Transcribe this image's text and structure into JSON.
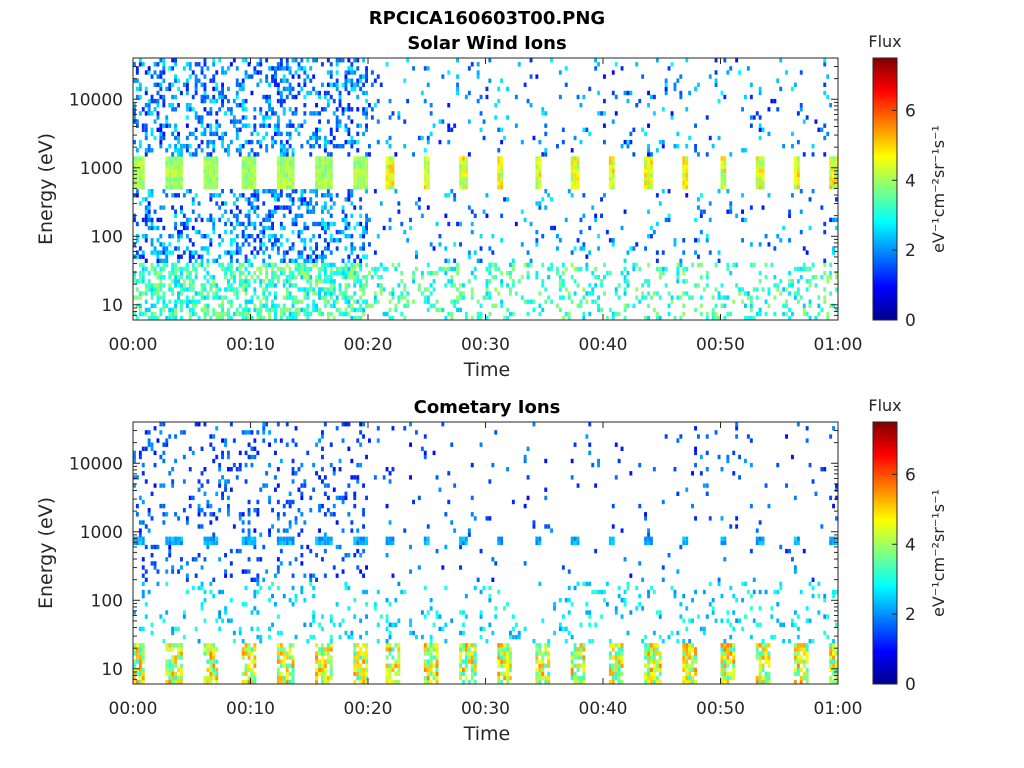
{
  "figure_title": "RPCICA160603T00.PNG",
  "colors": {
    "axis": "#262626",
    "grid": "#262626"
  },
  "colormap": "jet",
  "chart_data": [
    {
      "type": "heatmap",
      "title": "Solar Wind Ions",
      "xlabel": "Time",
      "ylabel": "Energy (eV)",
      "x_tick_labels": [
        "00:00",
        "00:10",
        "00:20",
        "00:30",
        "00:40",
        "00:50",
        "01:00"
      ],
      "x_ticks_min": [
        0,
        10,
        20,
        30,
        40,
        50,
        60
      ],
      "xlim_min": [
        0,
        60
      ],
      "y_scale": "log",
      "y_tick_labels": [
        "10",
        "100",
        "1000",
        "10000"
      ],
      "y_ticks": [
        10,
        100,
        1000,
        10000
      ],
      "ylim": [
        6,
        40000
      ],
      "colorbar": {
        "label": "Flux",
        "unit": "eV⁻¹cm⁻²sr⁻¹s⁻¹",
        "ticks": [
          "0",
          "2",
          "4",
          "6"
        ],
        "range": [
          0,
          7.5
        ]
      }
    },
    {
      "type": "heatmap",
      "title": "Cometary Ions",
      "xlabel": "Time",
      "ylabel": "Energy (eV)",
      "x_tick_labels": [
        "00:00",
        "00:10",
        "00:20",
        "00:30",
        "00:40",
        "00:50",
        "01:00"
      ],
      "x_ticks_min": [
        0,
        10,
        20,
        30,
        40,
        50,
        60
      ],
      "xlim_min": [
        0,
        60
      ],
      "y_scale": "log",
      "y_tick_labels": [
        "10",
        "100",
        "1000",
        "10000"
      ],
      "y_ticks": [
        10,
        100,
        1000,
        10000
      ],
      "ylim": [
        6,
        40000
      ],
      "colorbar": {
        "label": "Flux",
        "unit": "eV⁻¹cm⁻²sr⁻¹s⁻¹",
        "ticks": [
          "0",
          "2",
          "4",
          "6"
        ],
        "range": [
          0,
          7.5
        ]
      }
    }
  ]
}
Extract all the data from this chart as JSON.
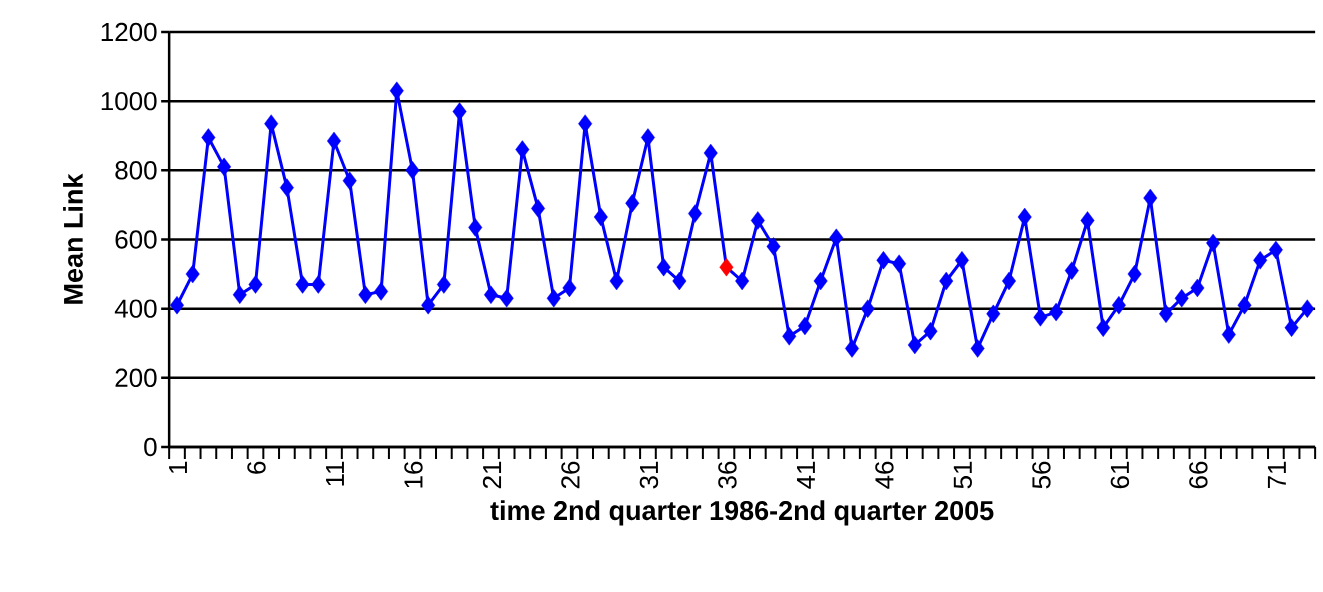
{
  "chart_data": {
    "type": "line",
    "xlabel": "time 2nd quarter 1986-2nd quarter 2005",
    "ylabel": "Mean Link",
    "categories": [
      "1",
      null,
      null,
      null,
      null,
      "6",
      null,
      null,
      null,
      null,
      "11",
      null,
      null,
      null,
      null,
      "16",
      null,
      null,
      null,
      null,
      "21",
      null,
      null,
      null,
      null,
      "26",
      null,
      null,
      null,
      null,
      "31",
      null,
      null,
      null,
      null,
      "36",
      null,
      null,
      null,
      null,
      "41",
      null,
      null,
      null,
      null,
      "46",
      null,
      null,
      null,
      null,
      "51",
      null,
      null,
      null,
      null,
      "56",
      null,
      null,
      null,
      null,
      "61",
      null,
      null,
      null,
      null,
      "66",
      null,
      null,
      null,
      null,
      "71",
      null,
      null
    ],
    "series": [
      {
        "color": "#0000ff",
        "values": [
          410,
          500,
          895,
          810,
          440,
          470,
          935,
          750,
          470,
          470,
          885,
          770,
          440,
          450,
          1030,
          800,
          410,
          470,
          970,
          635,
          440,
          430,
          860,
          690,
          430,
          460,
          935,
          665,
          480,
          705,
          895,
          520,
          480,
          675,
          850,
          520,
          480,
          655,
          580,
          320,
          350,
          480,
          605,
          285,
          400,
          540,
          530,
          295,
          335,
          480,
          540,
          285,
          385,
          480,
          665,
          375,
          390,
          510,
          655,
          345,
          410,
          500,
          720,
          385,
          430,
          460,
          590,
          325,
          410,
          540,
          570,
          345,
          400
        ],
        "colors": [
          "#0000ff",
          "#0000ff",
          "#0000ff",
          "#0000ff",
          "#0000ff",
          "#0000ff",
          "#0000ff",
          "#0000ff",
          "#0000ff",
          "#0000ff",
          "#0000ff",
          "#0000ff",
          "#0000ff",
          "#0000ff",
          "#0000ff",
          "#0000ff",
          "#0000ff",
          "#0000ff",
          "#0000ff",
          "#0000ff",
          "#0000ff",
          "#0000ff",
          "#0000ff",
          "#0000ff",
          "#0000ff",
          "#0000ff",
          "#0000ff",
          "#0000ff",
          "#0000ff",
          "#0000ff",
          "#0000ff",
          "#0000ff",
          "#0000ff",
          "#0000ff",
          "#0000ff",
          "#ff0000",
          "#0000ff",
          "#0000ff",
          "#0000ff",
          "#0000ff",
          "#0000ff",
          "#0000ff",
          "#0000ff",
          "#0000ff",
          "#0000ff",
          "#0000ff",
          "#0000ff",
          "#0000ff",
          "#0000ff",
          "#0000ff",
          "#0000ff",
          "#0000ff",
          "#0000ff",
          "#0000ff",
          "#0000ff",
          "#0000ff",
          "#0000ff",
          "#0000ff",
          "#0000ff",
          "#0000ff",
          "#0000ff",
          "#0000ff",
          "#0000ff",
          "#0000ff",
          "#0000ff",
          "#0000ff",
          "#0000ff",
          "#0000ff",
          "#0000ff",
          "#0000ff",
          "#0000ff",
          "#0000ff",
          "#0000ff"
        ]
      }
    ],
    "ylim": [
      0,
      1200
    ],
    "yticks": [
      0,
      200,
      400,
      600,
      800,
      1000,
      1200
    ],
    "grid": "y",
    "marker": "diamond",
    "line_style": "solid"
  }
}
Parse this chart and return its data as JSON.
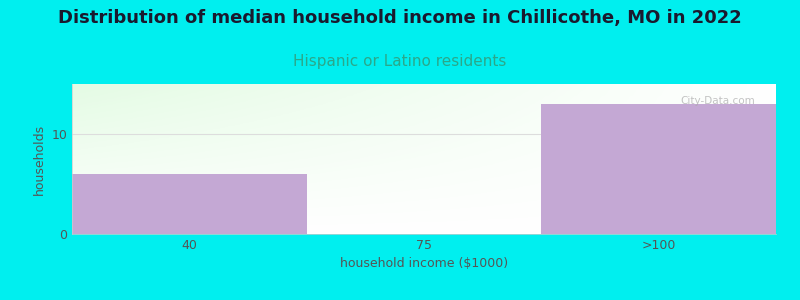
{
  "title": "Distribution of median household income in Chillicothe, MO in 2022",
  "subtitle": "Hispanic or Latino residents",
  "xlabel": "household income ($1000)",
  "ylabel": "households",
  "categories": [
    "40",
    "75",
    ">100"
  ],
  "values": [
    6,
    0,
    13
  ],
  "bar_color": "#c4a8d4",
  "background_color": "#00EFEF",
  "plot_bg_top": "#f5f5ff",
  "plot_bg_bottom_left": "#d8f0d8",
  "title_color": "#1a1a2e",
  "subtitle_color": "#2aa88a",
  "axis_label_color": "#555555",
  "tick_color": "#555555",
  "yticks": [
    0,
    10
  ],
  "ylim": [
    0,
    15
  ],
  "watermark": "City-Data.com",
  "title_fontsize": 13,
  "subtitle_fontsize": 11,
  "label_fontsize": 9,
  "gridline_color": "#dddddd"
}
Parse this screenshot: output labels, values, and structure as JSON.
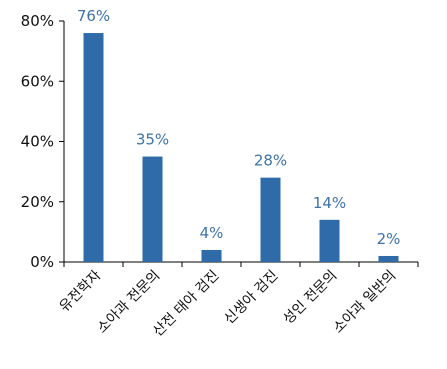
{
  "chart_data": {
    "type": "bar",
    "categories": [
      "유전학자",
      "소아과 전문의",
      "산전 태아 검진",
      "신생아 검진",
      "성인 전문의",
      "소아과 일반의"
    ],
    "values": [
      76,
      35,
      4,
      28,
      14,
      2
    ],
    "data_labels": [
      "76%",
      "35%",
      "4%",
      "28%",
      "14%",
      "2%"
    ],
    "title": "",
    "xlabel": "",
    "ylabel": "",
    "ylim": [
      0,
      80
    ],
    "yticks": [
      0,
      20,
      40,
      60,
      80
    ],
    "ytick_labels": [
      "0%",
      "20%",
      "40%",
      "60%",
      "80%"
    ],
    "grid": false,
    "legend": "none",
    "colors": {
      "bar": "#2e6ba8",
      "data_label": "#3f73a8",
      "axis": "#000000"
    }
  }
}
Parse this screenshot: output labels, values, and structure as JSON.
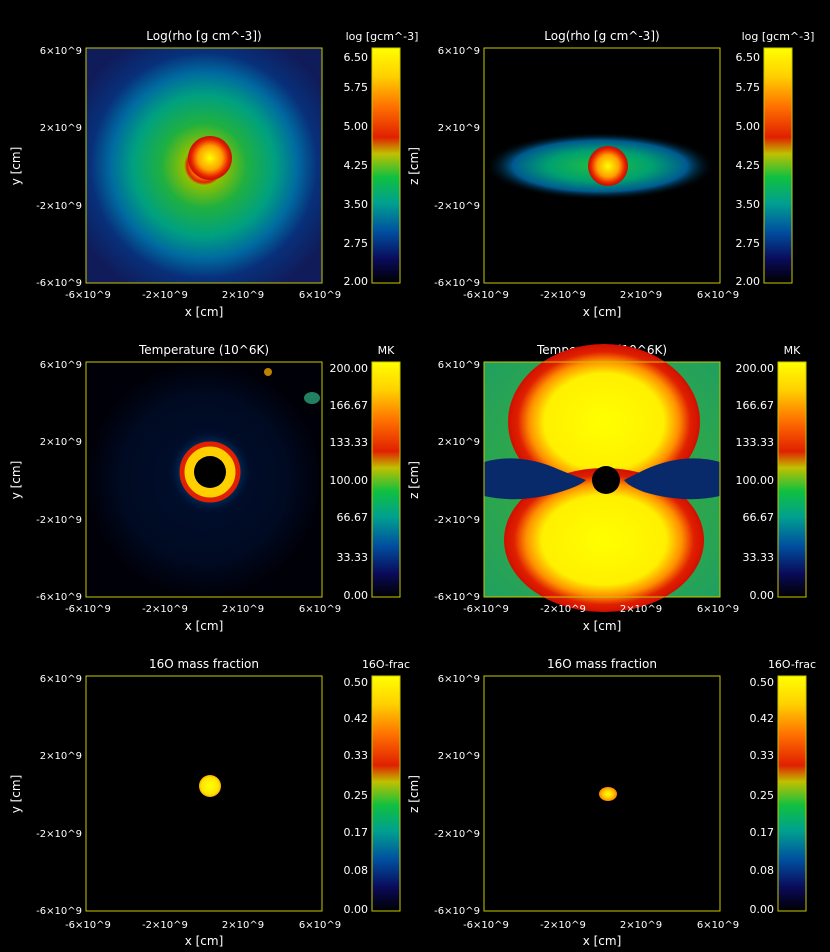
{
  "chart_data": [
    {
      "type": "heatmap",
      "title": "Log(rho [g cm^-3])",
      "xlabel": "x [cm]",
      "ylabel": "y [cm]",
      "xticks": [
        "-6×10^9",
        "-2×10^9",
        "2×10^9",
        "6×10^9"
      ],
      "yticks": [
        "6×10^9",
        "2×10^9",
        "-2×10^9",
        "-6×10^9"
      ],
      "xlim": [
        -6000000000.0,
        6000000000.0
      ],
      "ylim": [
        -6000000000.0,
        6000000000.0
      ],
      "colorbar": {
        "label": "log [gcm^-3]",
        "ticks": [
          "6.50",
          "5.75",
          "5.00",
          "4.25",
          "3.50",
          "2.75",
          "2.00"
        ],
        "range": [
          2.0,
          6.5
        ]
      },
      "structure": "spherical"
    },
    {
      "type": "heatmap",
      "title": "Log(rho [g cm^-3])",
      "xlabel": "x [cm]",
      "ylabel": "z [cm]",
      "xticks": [
        "-6×10^9",
        "-2×10^9",
        "2×10^9",
        "6×10^9"
      ],
      "yticks": [
        "6×10^9",
        "2×10^9",
        "-2×10^9",
        "-6×10^9"
      ],
      "xlim": [
        -6000000000.0,
        6000000000.0
      ],
      "ylim": [
        -6000000000.0,
        6000000000.0
      ],
      "colorbar": {
        "label": "log [gcm^-3]",
        "ticks": [
          "6.50",
          "5.75",
          "5.00",
          "4.25",
          "3.50",
          "2.75",
          "2.00"
        ],
        "range": [
          2.0,
          6.5
        ]
      },
      "structure": "disk"
    },
    {
      "type": "heatmap",
      "title": "Temperature (10^6K)",
      "xlabel": "x [cm]",
      "ylabel": "y [cm]",
      "xticks": [
        "-6×10^9",
        "-2×10^9",
        "2×10^9",
        "6×10^9"
      ],
      "yticks": [
        "6×10^9",
        "2×10^9",
        "-2×10^9",
        "-6×10^9"
      ],
      "xlim": [
        -6000000000.0,
        6000000000.0
      ],
      "ylim": [
        -6000000000.0,
        6000000000.0
      ],
      "colorbar": {
        "label": "MK",
        "ticks": [
          "200.00",
          "166.67",
          "133.33",
          "100.00",
          "66.67",
          "33.33",
          "0.00"
        ],
        "range": [
          0,
          200
        ]
      },
      "structure": "ring"
    },
    {
      "type": "heatmap",
      "title": "Temperature (10^6K)",
      "xlabel": "x [cm]",
      "ylabel": "z [cm]",
      "xticks": [
        "-6×10^9",
        "-2×10^9",
        "2×10^9",
        "6×10^9"
      ],
      "yticks": [
        "6×10^9",
        "2×10^9",
        "-2×10^9",
        "-6×10^9"
      ],
      "xlim": [
        -6000000000.0,
        6000000000.0
      ],
      "ylim": [
        -6000000000.0,
        6000000000.0
      ],
      "colorbar": {
        "label": "MK",
        "ticks": [
          "200.00",
          "166.67",
          "133.33",
          "100.00",
          "66.67",
          "33.33",
          "0.00"
        ],
        "range": [
          0,
          200
        ]
      },
      "structure": "bipolar"
    },
    {
      "type": "heatmap",
      "title": "16O mass fraction",
      "xlabel": "x [cm]",
      "ylabel": "y [cm]",
      "xticks": [
        "-6×10^9",
        "-2×10^9",
        "2×10^9",
        "6×10^9"
      ],
      "yticks": [
        "6×10^9",
        "2×10^9",
        "-2×10^9",
        "-6×10^9"
      ],
      "xlim": [
        -6000000000.0,
        6000000000.0
      ],
      "ylim": [
        -6000000000.0,
        6000000000.0
      ],
      "colorbar": {
        "label": "16O-frac",
        "ticks": [
          "0.50",
          "0.42",
          "0.33",
          "0.25",
          "0.17",
          "0.08",
          "0.00"
        ],
        "range": [
          0,
          0.5
        ]
      },
      "structure": "core"
    },
    {
      "type": "heatmap",
      "title": "16O mass fraction",
      "xlabel": "x [cm]",
      "ylabel": "z [cm]",
      "xticks": [
        "-6×10^9",
        "-2×10^9",
        "2×10^9",
        "6×10^9"
      ],
      "yticks": [
        "6×10^9",
        "2×10^9",
        "-2×10^9",
        "-6×10^9"
      ],
      "xlim": [
        -6000000000.0,
        6000000000.0
      ],
      "ylim": [
        -6000000000.0,
        6000000000.0
      ],
      "colorbar": {
        "label": "16O-frac",
        "ticks": [
          "0.50",
          "0.42",
          "0.33",
          "0.25",
          "0.17",
          "0.08",
          "0.00"
        ],
        "range": [
          0,
          0.5
        ]
      },
      "structure": "small-core"
    }
  ],
  "colors": {
    "axis": "#c8c800",
    "text": "#ffffff",
    "background": "#000000"
  }
}
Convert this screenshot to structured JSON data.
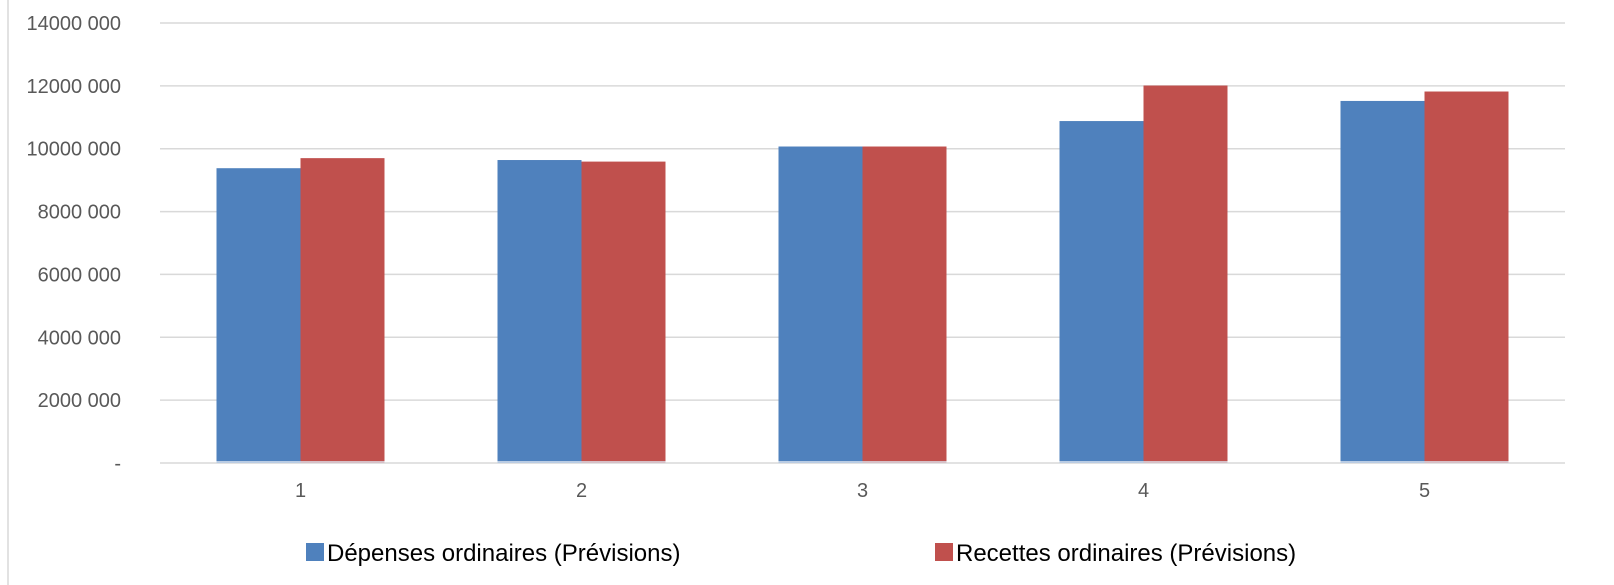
{
  "chart_data": {
    "type": "bar",
    "title": "",
    "xlabel": "",
    "ylabel": "",
    "categories": [
      "1",
      "2",
      "3",
      "4",
      "5"
    ],
    "series": [
      {
        "name": "Dépenses ordinaires (Prévisions)",
        "color": "#4F81BD",
        "values": [
          9380000,
          9640000,
          10070000,
          10880000,
          11520000
        ]
      },
      {
        "name": "Recettes ordinaires (Prévisions)",
        "color": "#C0504D",
        "values": [
          9700000,
          9590000,
          10070000,
          12010000,
          11820000
        ]
      }
    ],
    "ylim": [
      0,
      14000000
    ],
    "yticks": [
      0,
      2000000,
      4000000,
      6000000,
      8000000,
      10000000,
      12000000,
      14000000
    ],
    "ytick_labels": [
      "-",
      "2000 000",
      "4000 000",
      "6000 000",
      "8000 000",
      "10000 000",
      "12000 000",
      "14000 000"
    ],
    "grid": true,
    "legend_position": "bottom",
    "gridline_color": "#D9D9D9"
  }
}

_ _ _ _ _ _ _

> _GOAL OF THE EXERCISE_
Using the data above, copy each line that contains "core".

> _IN RESPONSE_
      "structure": "core"
      "structure": "small-core"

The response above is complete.